* **Aim**
Can you print every record below exactly as written?

* **Records for this task**
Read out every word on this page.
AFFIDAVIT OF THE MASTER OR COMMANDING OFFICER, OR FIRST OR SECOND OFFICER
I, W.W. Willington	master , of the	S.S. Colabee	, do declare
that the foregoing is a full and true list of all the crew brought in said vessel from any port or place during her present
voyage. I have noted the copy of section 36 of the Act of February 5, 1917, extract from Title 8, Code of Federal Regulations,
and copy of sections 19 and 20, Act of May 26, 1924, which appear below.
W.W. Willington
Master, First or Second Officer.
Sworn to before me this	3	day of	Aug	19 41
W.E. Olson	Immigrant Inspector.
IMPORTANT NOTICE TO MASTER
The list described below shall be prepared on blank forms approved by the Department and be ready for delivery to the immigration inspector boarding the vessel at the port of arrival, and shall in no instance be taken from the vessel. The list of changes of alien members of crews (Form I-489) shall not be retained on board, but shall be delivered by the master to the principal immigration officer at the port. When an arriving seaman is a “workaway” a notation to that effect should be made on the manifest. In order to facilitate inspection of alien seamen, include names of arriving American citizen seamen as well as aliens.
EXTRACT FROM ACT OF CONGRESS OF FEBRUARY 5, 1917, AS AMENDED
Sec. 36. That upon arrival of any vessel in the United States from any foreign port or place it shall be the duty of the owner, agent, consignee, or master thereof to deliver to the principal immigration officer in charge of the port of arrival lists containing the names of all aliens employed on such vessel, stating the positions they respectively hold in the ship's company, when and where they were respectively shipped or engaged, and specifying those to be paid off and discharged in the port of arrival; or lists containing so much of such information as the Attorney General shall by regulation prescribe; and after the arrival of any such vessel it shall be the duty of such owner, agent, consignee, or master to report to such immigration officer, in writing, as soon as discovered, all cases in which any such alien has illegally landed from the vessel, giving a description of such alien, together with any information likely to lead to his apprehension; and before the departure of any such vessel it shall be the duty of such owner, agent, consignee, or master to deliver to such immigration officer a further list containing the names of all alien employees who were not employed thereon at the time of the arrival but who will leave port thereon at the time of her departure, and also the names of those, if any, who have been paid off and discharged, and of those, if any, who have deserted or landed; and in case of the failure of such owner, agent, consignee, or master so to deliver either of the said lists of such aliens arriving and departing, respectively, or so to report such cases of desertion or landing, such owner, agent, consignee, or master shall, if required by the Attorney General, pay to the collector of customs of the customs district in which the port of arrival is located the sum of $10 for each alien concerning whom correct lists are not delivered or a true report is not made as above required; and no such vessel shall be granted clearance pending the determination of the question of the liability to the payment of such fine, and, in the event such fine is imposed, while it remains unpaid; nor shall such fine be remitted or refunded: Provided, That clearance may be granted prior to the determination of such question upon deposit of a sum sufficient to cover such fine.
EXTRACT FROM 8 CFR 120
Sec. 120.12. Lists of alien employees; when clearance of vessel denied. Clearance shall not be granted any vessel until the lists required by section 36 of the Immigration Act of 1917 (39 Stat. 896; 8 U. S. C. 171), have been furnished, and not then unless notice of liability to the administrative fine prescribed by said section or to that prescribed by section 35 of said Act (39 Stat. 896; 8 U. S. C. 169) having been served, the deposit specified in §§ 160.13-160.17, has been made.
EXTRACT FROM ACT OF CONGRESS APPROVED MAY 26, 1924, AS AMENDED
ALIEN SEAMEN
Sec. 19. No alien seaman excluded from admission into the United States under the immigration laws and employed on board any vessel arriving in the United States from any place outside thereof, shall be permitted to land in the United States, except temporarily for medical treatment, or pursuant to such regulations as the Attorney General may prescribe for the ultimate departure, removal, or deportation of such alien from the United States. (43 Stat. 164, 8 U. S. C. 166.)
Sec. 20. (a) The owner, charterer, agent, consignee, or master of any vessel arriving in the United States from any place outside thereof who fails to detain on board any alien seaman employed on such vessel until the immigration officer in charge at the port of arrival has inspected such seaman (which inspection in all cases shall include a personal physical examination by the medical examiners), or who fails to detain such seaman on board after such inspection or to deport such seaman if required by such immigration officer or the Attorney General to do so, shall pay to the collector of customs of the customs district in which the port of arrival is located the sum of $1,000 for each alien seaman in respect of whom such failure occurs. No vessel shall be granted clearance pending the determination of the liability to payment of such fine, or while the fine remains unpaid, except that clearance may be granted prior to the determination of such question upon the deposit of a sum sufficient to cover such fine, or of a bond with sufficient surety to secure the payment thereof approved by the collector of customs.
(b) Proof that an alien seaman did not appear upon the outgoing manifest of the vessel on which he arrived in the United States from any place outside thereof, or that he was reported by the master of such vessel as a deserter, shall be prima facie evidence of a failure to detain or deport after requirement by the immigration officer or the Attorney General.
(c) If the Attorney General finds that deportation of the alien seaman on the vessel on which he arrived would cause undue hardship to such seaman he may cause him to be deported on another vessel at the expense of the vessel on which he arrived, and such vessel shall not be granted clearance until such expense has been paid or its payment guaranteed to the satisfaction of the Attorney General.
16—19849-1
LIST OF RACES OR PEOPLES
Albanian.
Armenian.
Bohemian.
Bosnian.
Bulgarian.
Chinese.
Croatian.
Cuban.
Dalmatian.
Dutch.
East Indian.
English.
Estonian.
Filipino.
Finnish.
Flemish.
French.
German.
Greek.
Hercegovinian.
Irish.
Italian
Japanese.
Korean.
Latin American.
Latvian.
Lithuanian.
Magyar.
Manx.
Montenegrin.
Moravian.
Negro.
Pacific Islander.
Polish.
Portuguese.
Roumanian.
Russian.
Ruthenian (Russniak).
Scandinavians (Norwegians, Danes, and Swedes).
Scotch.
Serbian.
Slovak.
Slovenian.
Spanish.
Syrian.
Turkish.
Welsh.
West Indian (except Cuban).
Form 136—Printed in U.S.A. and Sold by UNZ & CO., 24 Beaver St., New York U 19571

* **The output**
Read out every word on this page.
AFFIDAVIT OF THE MASTER OR COMMANDING OFFICER, OR FIRST OR SECOND OFFICER
I, W.W. Willington	master , of the	S.S. Colabee	, do declare
that the foregoing is a full and true list of all the crew brought in said vessel from any port or place during her present
voyage. I have noted the copy of section 36 of the Act of February 5, 1917, extract from Title 8, Code of Federal Regulations,
and copy of sections 19 and 20, Act of May 26, 1924, which appear below.
W.W. Willington
Master, First or Second Officer.
Sworn to before me this	3	day of	Aug	19 41
W.E. Olson	Immigrant Inspector.
IMPORTANT NOTICE TO MASTER
The list described below shall be prepared on blank forms approved by the Department and be ready for delivery to the immigration inspector boarding the vessel at the port of arrival, and shall in no instance be taken from the vessel. The list of changes of alien members of crews (Form I-489) shall not be retained on board, but shall be delivered by the master to the principal immigration officer at the port. When an arriving seaman is a “workaway” a notation to that effect should be made on the manifest. In order to facilitate inspection of alien seamen, include names of arriving American citizen seamen as well as aliens.
EXTRACT FROM ACT OF CONGRESS OF FEBRUARY 5, 1917, AS AMENDED
Sec. 36. That upon arrival of any vessel in the United States from any foreign port or place it shall be the duty of the owner, agent, consignee, or master thereof to deliver to the principal immigration officer in charge of the port of arrival lists containing the names of all aliens employed on such vessel, stating the positions they respectively hold in the ship's company, when and where they were respectively shipped or engaged, and specifying those to be paid off and discharged in the port of arrival; or lists containing so much of such information as the Attorney General shall by regulation prescribe; and after the arrival of any such vessel it shall be the duty of such owner, agent, consignee, or master to report to such immigration officer, in writing, as soon as discovered, all cases in which any such alien has illegally landed from the vessel, giving a description of such alien, together with any information likely to lead to his apprehension; and before the departure of any such vessel it shall be the duty of such owner, agent, consignee, or master to deliver to such immigration officer a further list containing the names of all alien employees who were not employed thereon at the time of the arrival but who will leave port thereon at the time of her departure, and also the names of those, if any, who have been paid off and discharged, and of those, if any, who have deserted or landed; and in case of the failure of such owner, agent, consignee, or master so to deliver either of the said lists of such aliens arriving and departing, respectively, or so to report such cases of desertion or landing, such owner, agent, consignee, or master shall, if required by the Attorney General, pay to the collector of customs of the customs district in which the port of arrival is located the sum of $10 for each alien concerning whom correct lists are not delivered or a true report is not made as above required; and no such vessel shall be granted clearance pending the determination of the question of the liability to the payment of such fine, and, in the event such fine is imposed, while it remains unpaid; nor shall such fine be remitted or refunded: Provided, That clearance may be granted prior to the determination of such question upon deposit of a sum sufficient to cover such fine.
EXTRACT FROM 8 CFR 120
Sec. 120.12. Lists of alien employees; when clearance of vessel denied. Clearance shall not be granted any vessel until the lists required by section 36 of the Immigration Act of 1917 (39 Stat. 896; 8 U. S. C. 171), have been furnished, and not then unless notice of liability to the administrative fine prescribed by said section or to that prescribed by section 35 of said Act (39 Stat. 896; 8 U. S. C. 169) having been served, the deposit specified in §§ 160.13-160.17, has been made.
EXTRACT FROM ACT OF CONGRESS APPROVED MAY 26, 1924, AS AMENDED
ALIEN SEAMEN
Sec. 19. No alien seaman excluded from admission into the United States under the immigration laws and employed on board any vessel arriving in the United States from any place outside thereof, shall be permitted to land in the United States, except temporarily for medical treatment, or pursuant to such regulations as the Attorney General may prescribe for the ultimate departure, removal, or deportation of such alien from the United States. (43 Stat. 164, 8 U. S. C. 166.)
Sec. 20. (a) The owner, charterer, agent, consignee, or master of any vessel arriving in the United States from any place outside thereof who fails to detain on board any alien seaman employed on such vessel until the immigration officer in charge at the port of arrival has inspected such seaman (which inspection in all cases shall include a personal physical examination by the medical examiners), or who fails to detain such seaman on board after such inspection or to deport such seaman if required by such immigration officer or the Attorney General to do so, shall pay to the collector of customs of the customs district in which the port of arrival is located the sum of $1,000 for each alien seaman in respect of whom such failure occurs. No vessel shall be granted clearance pending the determination of the liability to payment of such fine, or while the fine remains unpaid, except that clearance may be granted prior to the determination of such question upon the deposit of a sum sufficient to cover such fine, or of a bond with sufficient surety to secure the payment thereof approved by the collector of customs.
(b) Proof that an alien seaman did not appear upon the outgoing manifest of the vessel on which he arrived in the United States from any place outside thereof, or that he was reported by the master of such vessel as a deserter, shall be prima facie evidence of a failure to detain or deport after requirement by the immigration officer or the Attorney General.
(c) If the Attorney General finds that deportation of the alien seaman on the vessel on which he arrived would cause undue hardship to such seaman he may cause him to be deported on another vessel at the expense of the vessel on which he arrived, and such vessel shall not be granted clearance until such expense has been paid or its payment guaranteed to the satisfaction of the Attorney General.
16—19849-1
LIST OF RACES OR PEOPLES
Albanian.
Armenian.
Bohemian.
Bosnian.
Bulgarian.
Chinese.
Croatian.
Cuban.
Dalmatian.
Dutch.
East Indian.
English.
Estonian.
Filipino.
Finnish.
Flemish.
French.
German.
Greek.
Hercegovinian.
Irish.
Italian
Japanese.
Korean.
Latin American.
Latvian.
Lithuanian.
Magyar.
Manx.
Montenegrin.
Moravian.
Negro.
Pacific Islander.
Polish.
Portuguese.
Roumanian.
Russian.
Ruthenian (Russniak).
Scandinavians (Norwegians, Danes, and Swedes).
Scotch.
Serbian.
Slovak.
Slovenian.
Spanish.
Syrian.
Turkish.
Welsh.
West Indian (except Cuban).
Form 136—Printed in U.S.A. and Sold by UNZ & CO., 24 Beaver St., New York U 19571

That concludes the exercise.